#### SHORT PROBLEM:
Using the records provided below, locate and copy each line that contains the word "based".

-- SUPPLIED ENTRIES start --

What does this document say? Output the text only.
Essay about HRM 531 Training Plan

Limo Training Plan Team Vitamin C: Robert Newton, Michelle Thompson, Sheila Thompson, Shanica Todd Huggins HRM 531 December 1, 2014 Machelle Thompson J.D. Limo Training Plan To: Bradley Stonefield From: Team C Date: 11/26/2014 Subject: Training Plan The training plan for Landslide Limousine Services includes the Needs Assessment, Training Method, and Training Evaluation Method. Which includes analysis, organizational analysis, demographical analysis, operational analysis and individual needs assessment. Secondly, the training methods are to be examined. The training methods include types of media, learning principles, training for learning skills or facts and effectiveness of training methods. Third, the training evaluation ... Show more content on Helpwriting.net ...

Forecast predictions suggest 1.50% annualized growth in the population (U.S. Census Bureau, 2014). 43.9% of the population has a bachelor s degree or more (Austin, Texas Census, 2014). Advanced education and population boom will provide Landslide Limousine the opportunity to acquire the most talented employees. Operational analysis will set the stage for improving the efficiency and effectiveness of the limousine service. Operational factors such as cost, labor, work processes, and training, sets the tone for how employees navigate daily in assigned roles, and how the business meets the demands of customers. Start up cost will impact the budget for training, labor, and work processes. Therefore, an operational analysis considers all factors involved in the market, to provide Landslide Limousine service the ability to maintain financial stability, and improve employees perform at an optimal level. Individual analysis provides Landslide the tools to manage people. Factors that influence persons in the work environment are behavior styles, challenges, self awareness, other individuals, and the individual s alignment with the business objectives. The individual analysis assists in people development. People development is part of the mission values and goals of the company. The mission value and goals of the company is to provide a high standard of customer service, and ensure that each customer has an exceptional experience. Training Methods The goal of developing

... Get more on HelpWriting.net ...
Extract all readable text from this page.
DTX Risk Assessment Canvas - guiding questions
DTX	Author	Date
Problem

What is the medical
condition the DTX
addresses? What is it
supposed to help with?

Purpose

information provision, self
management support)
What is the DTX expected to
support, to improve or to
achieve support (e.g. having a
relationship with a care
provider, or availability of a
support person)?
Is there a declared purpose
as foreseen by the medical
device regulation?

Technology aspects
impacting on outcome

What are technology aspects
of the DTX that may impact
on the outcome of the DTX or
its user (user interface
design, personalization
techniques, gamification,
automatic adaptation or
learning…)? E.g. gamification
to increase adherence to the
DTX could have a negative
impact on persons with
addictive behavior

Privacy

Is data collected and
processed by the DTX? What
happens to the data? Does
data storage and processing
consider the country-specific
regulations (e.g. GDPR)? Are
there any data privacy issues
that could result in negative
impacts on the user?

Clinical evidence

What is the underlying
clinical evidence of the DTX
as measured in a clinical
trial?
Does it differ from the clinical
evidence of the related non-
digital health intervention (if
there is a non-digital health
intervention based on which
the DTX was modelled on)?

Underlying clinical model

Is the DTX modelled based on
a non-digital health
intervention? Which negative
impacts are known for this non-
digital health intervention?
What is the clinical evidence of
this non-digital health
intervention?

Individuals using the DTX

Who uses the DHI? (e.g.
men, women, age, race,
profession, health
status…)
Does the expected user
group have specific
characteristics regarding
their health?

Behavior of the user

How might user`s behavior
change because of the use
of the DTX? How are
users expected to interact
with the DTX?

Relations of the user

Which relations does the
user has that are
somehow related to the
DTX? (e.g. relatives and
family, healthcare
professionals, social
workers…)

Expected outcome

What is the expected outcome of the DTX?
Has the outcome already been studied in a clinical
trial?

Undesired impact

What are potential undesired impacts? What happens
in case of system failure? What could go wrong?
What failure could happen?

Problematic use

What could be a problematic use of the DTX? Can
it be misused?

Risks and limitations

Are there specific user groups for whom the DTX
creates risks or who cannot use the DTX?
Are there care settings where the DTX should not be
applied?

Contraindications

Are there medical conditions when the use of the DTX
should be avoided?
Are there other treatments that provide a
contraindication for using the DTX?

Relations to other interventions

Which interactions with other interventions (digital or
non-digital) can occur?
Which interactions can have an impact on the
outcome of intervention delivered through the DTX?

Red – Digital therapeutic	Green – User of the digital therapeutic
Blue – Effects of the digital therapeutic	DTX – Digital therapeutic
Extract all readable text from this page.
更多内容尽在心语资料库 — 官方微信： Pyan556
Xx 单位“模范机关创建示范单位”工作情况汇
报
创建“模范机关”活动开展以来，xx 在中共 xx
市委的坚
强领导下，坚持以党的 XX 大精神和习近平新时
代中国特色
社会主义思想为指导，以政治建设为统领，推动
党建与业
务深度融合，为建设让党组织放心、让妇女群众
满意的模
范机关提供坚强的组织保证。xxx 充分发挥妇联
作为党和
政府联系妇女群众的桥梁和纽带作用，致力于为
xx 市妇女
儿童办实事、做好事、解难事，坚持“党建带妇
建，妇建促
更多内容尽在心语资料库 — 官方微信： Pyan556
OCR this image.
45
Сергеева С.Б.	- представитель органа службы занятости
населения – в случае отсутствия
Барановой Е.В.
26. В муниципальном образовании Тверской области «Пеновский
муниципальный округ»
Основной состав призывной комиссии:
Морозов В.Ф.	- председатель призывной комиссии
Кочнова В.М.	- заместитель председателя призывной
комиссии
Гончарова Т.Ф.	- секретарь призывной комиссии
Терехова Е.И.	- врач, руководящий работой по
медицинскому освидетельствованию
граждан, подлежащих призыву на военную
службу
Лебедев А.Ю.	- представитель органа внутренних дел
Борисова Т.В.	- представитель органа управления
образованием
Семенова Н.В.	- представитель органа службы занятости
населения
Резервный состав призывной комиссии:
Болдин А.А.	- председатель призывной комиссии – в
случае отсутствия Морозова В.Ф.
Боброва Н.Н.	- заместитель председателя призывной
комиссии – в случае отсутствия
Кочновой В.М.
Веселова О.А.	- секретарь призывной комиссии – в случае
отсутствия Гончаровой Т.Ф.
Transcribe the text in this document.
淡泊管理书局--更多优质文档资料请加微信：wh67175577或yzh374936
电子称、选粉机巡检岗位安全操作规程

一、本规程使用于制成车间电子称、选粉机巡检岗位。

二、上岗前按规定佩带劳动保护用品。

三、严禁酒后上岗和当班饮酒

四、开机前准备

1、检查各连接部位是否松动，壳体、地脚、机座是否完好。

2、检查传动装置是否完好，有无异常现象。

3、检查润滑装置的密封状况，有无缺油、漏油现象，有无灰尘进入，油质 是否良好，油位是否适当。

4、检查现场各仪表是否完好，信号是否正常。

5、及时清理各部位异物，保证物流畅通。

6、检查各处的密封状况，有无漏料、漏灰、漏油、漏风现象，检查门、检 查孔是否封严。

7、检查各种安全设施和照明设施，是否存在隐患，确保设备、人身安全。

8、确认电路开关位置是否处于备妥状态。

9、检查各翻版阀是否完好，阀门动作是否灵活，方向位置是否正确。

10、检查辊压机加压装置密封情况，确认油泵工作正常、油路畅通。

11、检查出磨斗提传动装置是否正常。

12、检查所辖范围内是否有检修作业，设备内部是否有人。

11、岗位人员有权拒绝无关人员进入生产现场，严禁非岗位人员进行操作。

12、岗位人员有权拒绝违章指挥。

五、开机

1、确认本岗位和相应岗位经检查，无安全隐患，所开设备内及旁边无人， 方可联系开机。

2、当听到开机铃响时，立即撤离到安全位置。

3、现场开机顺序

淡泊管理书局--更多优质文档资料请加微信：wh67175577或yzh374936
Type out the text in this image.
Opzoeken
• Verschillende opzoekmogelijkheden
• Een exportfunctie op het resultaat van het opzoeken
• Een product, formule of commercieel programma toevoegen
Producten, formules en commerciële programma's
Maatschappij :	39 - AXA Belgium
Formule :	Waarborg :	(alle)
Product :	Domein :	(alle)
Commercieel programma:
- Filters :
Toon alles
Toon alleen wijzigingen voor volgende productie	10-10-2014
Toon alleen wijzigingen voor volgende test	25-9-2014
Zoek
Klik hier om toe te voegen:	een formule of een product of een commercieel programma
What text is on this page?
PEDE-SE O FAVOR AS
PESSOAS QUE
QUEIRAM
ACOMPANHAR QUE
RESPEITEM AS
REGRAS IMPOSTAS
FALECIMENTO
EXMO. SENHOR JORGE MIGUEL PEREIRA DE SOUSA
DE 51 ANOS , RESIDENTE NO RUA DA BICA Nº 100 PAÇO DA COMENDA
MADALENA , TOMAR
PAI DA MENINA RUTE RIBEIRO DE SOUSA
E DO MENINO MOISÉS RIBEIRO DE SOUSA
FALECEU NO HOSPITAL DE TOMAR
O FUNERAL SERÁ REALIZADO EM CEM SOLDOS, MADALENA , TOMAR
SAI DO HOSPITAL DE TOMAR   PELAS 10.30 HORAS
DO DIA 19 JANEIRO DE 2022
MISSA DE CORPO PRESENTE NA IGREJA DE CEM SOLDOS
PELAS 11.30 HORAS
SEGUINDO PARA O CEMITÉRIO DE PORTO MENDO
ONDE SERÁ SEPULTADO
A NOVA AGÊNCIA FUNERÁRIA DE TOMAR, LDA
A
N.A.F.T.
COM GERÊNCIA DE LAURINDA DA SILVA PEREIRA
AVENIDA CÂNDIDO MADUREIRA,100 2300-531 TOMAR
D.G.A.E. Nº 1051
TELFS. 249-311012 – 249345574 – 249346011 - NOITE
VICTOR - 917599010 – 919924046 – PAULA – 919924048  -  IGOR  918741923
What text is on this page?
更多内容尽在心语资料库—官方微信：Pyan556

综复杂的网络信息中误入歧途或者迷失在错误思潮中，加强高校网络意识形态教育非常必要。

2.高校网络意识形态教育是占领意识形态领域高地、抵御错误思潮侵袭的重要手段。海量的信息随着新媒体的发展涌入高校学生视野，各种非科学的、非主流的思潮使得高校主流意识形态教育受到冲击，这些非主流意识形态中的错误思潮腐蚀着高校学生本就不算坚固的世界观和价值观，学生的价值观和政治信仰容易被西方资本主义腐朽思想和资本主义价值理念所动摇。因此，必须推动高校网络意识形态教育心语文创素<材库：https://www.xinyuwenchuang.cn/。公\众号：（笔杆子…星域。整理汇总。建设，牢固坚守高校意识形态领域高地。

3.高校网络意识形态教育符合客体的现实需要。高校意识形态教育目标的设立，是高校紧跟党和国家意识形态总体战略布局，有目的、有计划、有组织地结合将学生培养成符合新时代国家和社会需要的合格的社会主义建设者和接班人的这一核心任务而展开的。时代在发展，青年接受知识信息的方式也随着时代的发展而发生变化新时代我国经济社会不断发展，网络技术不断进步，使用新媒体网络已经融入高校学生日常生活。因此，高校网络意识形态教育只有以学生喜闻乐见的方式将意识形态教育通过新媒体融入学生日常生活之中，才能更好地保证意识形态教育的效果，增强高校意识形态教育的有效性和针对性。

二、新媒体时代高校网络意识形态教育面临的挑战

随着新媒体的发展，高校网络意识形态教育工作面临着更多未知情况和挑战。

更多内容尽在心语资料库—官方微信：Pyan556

-- SUPPLIED ENTRIES end --

#### OUTPUT:
intervention based on which
Is the DTX modelled based on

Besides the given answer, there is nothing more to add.